AIM OF THE EXERCISE -> Repeat every line exactly, keeping the pictures out of the copy.

(Figure contents as structured data)

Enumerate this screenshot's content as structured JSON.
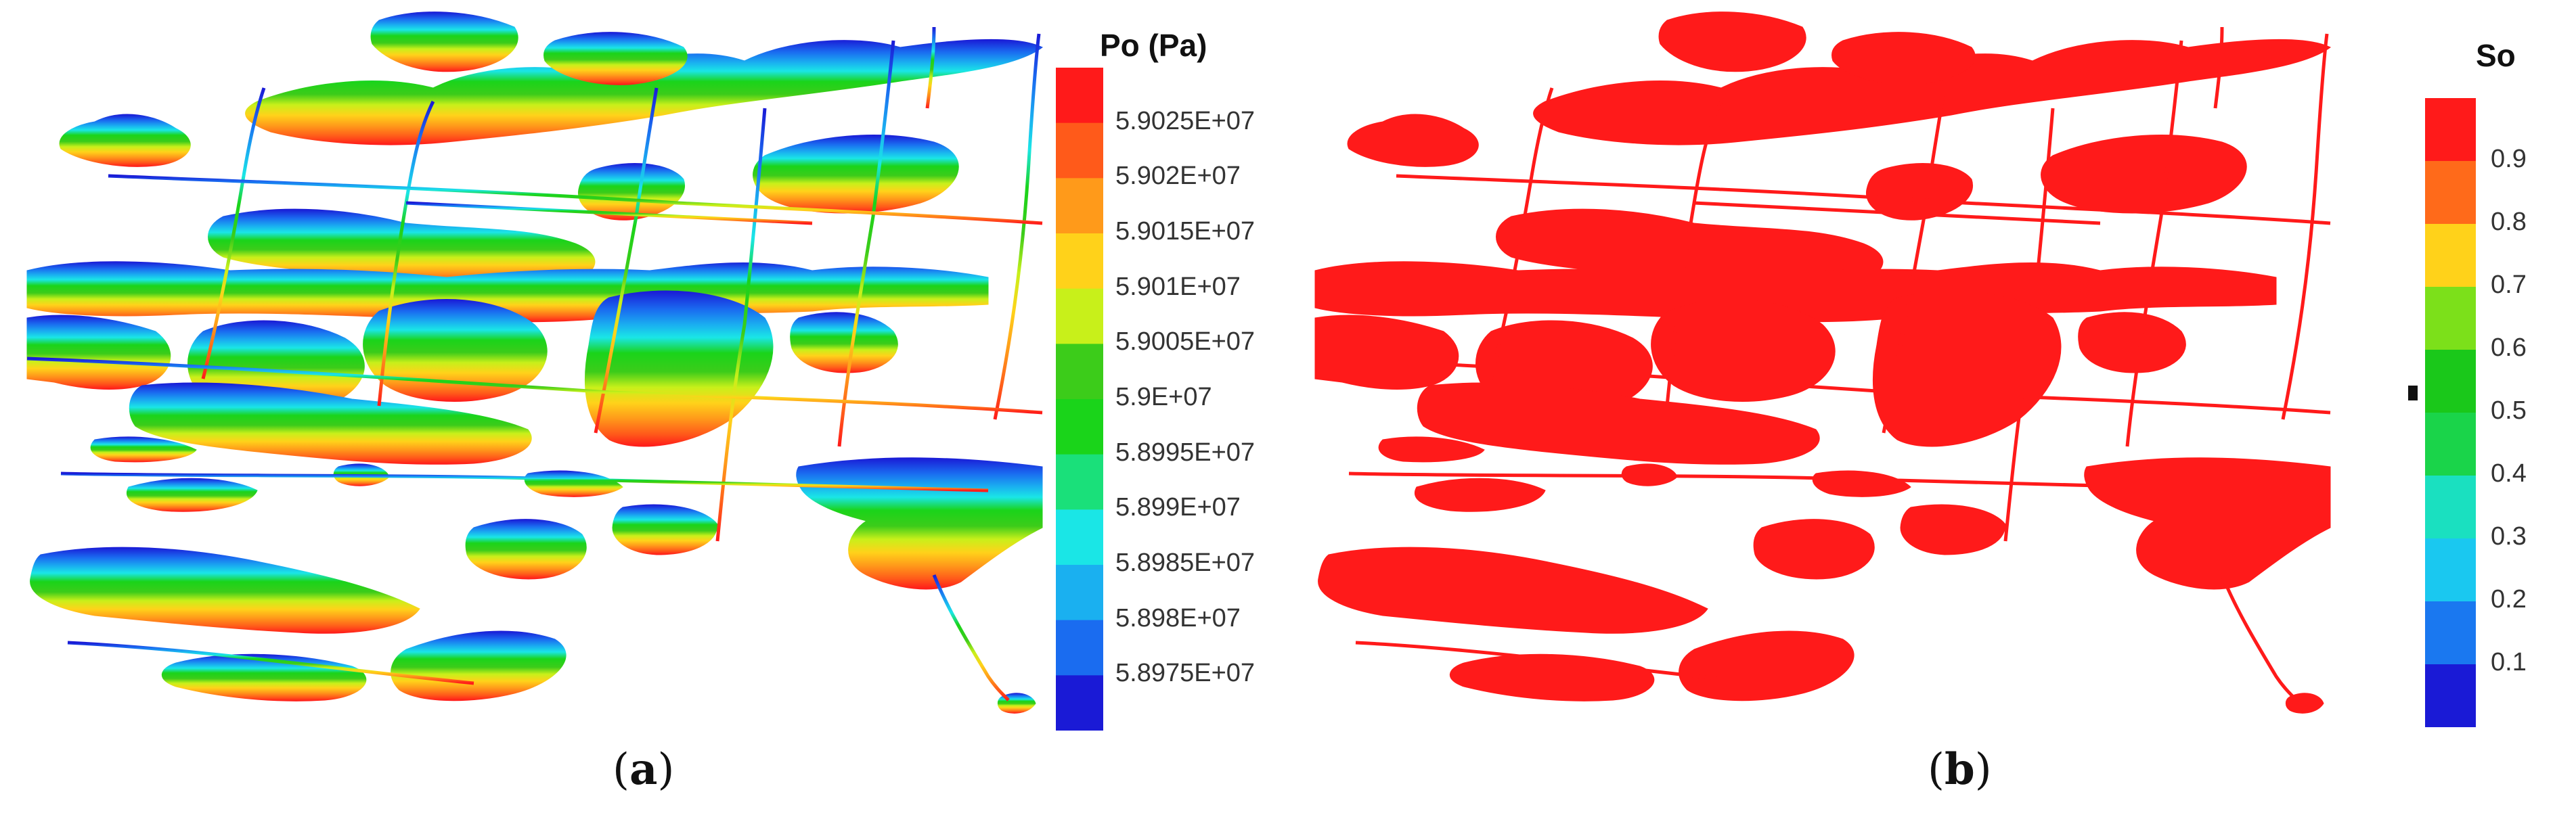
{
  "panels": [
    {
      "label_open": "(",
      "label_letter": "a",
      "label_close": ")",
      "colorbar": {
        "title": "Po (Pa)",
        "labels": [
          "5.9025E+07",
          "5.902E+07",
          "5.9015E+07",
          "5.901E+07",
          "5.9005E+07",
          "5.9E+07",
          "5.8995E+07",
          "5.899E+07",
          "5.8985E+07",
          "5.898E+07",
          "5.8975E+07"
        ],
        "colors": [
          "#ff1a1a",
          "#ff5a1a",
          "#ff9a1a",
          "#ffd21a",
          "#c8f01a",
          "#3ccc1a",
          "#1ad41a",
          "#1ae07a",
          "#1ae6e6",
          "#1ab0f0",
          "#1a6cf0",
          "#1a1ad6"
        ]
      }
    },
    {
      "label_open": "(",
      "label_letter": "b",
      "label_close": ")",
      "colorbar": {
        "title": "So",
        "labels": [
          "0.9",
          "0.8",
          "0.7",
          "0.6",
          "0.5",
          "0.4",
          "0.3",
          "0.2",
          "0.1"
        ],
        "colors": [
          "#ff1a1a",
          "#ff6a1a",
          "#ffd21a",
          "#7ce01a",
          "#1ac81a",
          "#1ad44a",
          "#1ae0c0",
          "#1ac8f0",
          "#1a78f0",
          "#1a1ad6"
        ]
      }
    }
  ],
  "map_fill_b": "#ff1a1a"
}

EXPECTED OUTPUT ->
Enumerate this screenshot's content as structured JSON.
{
  "panels": [
    {
      "label_open": "(",
      "label_letter": "a",
      "label_close": ")",
      "colorbar": {
        "title": "Po (Pa)",
        "labels": [
          "5.9025E+07",
          "5.902E+07",
          "5.9015E+07",
          "5.901E+07",
          "5.9005E+07",
          "5.9E+07",
          "5.8995E+07",
          "5.899E+07",
          "5.8985E+07",
          "5.898E+07",
          "5.8975E+07"
        ],
        "colors": [
          "#ff1a1a",
          "#ff5a1a",
          "#ff9a1a",
          "#ffd21a",
          "#c8f01a",
          "#3ccc1a",
          "#1ad41a",
          "#1ae07a",
          "#1ae6e6",
          "#1ab0f0",
          "#1a6cf0",
          "#1a1ad6"
        ]
      }
    },
    {
      "label_open": "(",
      "label_letter": "b",
      "label_close": ")",
      "colorbar": {
        "title": "So",
        "labels": [
          "0.9",
          "0.8",
          "0.7",
          "0.6",
          "0.5",
          "0.4",
          "0.3",
          "0.2",
          "0.1"
        ],
        "colors": [
          "#ff1a1a",
          "#ff6a1a",
          "#ffd21a",
          "#7ce01a",
          "#1ac81a",
          "#1ad44a",
          "#1ae0c0",
          "#1ac8f0",
          "#1a78f0",
          "#1a1ad6"
        ]
      }
    }
  ],
  "map_fill_b": "#ff1a1a"
}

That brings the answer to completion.